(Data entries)
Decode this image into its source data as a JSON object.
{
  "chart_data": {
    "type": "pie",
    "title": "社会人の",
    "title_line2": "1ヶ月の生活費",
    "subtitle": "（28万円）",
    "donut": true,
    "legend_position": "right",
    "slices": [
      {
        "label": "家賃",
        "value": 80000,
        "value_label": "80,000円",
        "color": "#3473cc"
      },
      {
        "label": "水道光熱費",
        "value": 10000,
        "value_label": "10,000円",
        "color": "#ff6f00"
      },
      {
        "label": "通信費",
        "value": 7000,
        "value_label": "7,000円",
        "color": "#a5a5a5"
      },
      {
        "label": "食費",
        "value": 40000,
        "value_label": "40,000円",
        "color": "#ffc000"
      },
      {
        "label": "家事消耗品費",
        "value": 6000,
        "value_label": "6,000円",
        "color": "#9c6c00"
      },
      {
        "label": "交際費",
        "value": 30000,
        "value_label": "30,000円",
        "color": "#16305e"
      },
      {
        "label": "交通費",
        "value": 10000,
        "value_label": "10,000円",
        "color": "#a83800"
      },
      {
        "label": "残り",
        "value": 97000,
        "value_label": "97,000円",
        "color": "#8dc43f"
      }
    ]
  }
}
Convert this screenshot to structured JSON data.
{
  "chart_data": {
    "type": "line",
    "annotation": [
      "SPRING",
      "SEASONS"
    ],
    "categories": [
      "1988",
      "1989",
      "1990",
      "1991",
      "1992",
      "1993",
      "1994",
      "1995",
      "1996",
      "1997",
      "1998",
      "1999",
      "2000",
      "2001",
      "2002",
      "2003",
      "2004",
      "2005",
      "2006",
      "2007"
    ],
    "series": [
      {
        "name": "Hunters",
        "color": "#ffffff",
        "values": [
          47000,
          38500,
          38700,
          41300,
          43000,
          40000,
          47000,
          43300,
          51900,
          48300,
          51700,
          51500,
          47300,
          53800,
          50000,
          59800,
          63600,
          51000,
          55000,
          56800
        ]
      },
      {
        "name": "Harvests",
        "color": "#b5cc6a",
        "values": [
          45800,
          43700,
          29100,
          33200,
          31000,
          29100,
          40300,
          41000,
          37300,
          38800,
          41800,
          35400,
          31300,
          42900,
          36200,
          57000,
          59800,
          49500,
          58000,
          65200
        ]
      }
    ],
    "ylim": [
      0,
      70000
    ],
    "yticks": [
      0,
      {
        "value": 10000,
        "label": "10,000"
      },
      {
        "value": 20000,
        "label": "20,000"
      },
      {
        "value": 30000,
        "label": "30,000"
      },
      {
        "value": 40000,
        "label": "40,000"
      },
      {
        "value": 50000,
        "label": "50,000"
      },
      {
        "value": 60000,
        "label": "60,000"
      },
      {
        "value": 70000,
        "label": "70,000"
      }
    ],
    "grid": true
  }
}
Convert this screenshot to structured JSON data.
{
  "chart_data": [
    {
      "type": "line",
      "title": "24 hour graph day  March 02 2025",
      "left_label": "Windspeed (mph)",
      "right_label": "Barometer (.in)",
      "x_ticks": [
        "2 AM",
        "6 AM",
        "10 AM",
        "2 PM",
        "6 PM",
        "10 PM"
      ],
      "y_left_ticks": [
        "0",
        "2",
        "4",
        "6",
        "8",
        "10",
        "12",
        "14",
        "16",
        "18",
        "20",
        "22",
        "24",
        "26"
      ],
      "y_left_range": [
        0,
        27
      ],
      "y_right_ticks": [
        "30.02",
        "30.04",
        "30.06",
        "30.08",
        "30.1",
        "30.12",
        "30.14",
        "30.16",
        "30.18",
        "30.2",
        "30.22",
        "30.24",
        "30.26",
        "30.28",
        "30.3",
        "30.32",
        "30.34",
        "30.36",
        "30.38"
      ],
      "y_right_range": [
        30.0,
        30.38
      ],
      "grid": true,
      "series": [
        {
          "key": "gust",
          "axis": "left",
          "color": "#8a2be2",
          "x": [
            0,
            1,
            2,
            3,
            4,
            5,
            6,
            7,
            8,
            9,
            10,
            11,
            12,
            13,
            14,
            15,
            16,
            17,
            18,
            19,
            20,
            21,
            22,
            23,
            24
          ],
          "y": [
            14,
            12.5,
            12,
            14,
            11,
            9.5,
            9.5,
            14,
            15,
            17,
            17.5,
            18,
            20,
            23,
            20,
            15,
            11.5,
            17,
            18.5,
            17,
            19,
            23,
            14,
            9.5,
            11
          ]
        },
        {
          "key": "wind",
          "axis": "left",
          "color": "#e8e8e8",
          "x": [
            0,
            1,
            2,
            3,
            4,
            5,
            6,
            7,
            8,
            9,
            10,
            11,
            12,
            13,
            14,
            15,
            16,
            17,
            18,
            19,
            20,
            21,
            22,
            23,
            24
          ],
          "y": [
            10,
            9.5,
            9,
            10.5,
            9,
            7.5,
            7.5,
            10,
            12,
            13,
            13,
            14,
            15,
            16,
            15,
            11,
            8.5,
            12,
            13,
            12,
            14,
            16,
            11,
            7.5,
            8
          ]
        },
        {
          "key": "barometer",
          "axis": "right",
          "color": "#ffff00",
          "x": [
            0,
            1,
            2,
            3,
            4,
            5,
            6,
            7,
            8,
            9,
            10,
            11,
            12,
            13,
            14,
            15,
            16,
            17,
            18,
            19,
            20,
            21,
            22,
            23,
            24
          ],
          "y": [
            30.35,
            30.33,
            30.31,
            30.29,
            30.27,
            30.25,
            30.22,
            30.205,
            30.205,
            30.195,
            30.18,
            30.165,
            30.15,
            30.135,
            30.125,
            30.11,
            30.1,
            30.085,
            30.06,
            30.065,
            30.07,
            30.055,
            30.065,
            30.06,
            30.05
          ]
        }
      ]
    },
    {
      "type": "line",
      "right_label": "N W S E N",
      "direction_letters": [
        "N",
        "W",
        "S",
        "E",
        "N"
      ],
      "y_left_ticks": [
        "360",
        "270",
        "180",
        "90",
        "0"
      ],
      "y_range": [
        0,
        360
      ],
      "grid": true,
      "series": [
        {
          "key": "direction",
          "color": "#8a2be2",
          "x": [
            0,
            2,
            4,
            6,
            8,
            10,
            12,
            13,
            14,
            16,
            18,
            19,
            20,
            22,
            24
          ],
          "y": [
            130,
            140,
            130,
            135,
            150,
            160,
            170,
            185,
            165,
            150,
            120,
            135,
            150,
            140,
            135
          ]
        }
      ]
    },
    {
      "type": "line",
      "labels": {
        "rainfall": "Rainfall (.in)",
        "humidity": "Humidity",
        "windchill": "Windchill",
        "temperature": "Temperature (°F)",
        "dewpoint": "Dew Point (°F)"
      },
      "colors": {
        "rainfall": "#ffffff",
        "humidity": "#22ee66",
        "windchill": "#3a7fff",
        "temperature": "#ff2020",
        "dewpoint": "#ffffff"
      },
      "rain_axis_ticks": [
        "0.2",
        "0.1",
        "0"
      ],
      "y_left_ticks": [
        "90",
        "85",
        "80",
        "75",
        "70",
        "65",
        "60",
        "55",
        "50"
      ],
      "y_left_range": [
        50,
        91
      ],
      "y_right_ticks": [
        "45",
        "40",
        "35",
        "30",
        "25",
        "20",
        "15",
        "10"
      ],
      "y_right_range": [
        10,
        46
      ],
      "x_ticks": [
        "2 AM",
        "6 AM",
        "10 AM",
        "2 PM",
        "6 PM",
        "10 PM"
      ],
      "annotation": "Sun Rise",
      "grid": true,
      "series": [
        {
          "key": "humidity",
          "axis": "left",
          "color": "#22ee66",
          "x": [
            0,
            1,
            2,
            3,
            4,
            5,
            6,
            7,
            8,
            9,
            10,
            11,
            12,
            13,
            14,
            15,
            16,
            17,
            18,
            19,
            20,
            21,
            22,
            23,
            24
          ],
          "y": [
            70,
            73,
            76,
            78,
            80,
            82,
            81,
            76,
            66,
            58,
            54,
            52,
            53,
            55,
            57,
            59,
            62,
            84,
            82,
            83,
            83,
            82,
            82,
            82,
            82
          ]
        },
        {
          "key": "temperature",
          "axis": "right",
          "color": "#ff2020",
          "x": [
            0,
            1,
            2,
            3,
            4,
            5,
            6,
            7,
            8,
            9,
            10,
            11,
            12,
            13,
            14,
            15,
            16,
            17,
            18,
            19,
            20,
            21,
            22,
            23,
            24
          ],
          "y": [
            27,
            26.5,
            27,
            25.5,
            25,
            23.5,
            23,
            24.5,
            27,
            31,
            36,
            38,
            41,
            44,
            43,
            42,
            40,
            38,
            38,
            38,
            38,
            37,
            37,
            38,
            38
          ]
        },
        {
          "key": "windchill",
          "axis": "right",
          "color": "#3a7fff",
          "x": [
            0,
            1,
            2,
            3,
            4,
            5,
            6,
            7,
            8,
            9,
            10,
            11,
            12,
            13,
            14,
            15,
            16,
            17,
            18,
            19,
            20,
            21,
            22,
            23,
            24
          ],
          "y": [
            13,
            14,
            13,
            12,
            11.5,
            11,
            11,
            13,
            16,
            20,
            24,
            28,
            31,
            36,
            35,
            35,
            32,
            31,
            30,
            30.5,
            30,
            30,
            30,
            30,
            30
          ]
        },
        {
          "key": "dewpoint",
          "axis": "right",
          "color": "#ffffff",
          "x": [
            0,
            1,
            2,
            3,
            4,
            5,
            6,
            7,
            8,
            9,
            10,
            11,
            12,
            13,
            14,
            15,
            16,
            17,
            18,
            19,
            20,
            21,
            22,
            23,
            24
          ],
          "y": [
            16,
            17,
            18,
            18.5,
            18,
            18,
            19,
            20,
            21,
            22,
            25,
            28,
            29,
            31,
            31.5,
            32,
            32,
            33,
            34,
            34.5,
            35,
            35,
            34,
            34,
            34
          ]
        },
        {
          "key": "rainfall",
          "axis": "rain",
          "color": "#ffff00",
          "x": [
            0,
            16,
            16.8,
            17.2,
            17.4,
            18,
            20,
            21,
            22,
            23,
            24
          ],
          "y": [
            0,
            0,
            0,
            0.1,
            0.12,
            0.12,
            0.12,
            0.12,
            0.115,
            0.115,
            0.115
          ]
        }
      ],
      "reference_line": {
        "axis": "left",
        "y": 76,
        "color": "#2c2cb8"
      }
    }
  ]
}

- _Your goal_
Search the entries for the word "windchill" and gather every line where it appears.

- _The completed task_
        "windchill": "Windchill",
        "windchill": "#3a7fff",
          "key": "windchill",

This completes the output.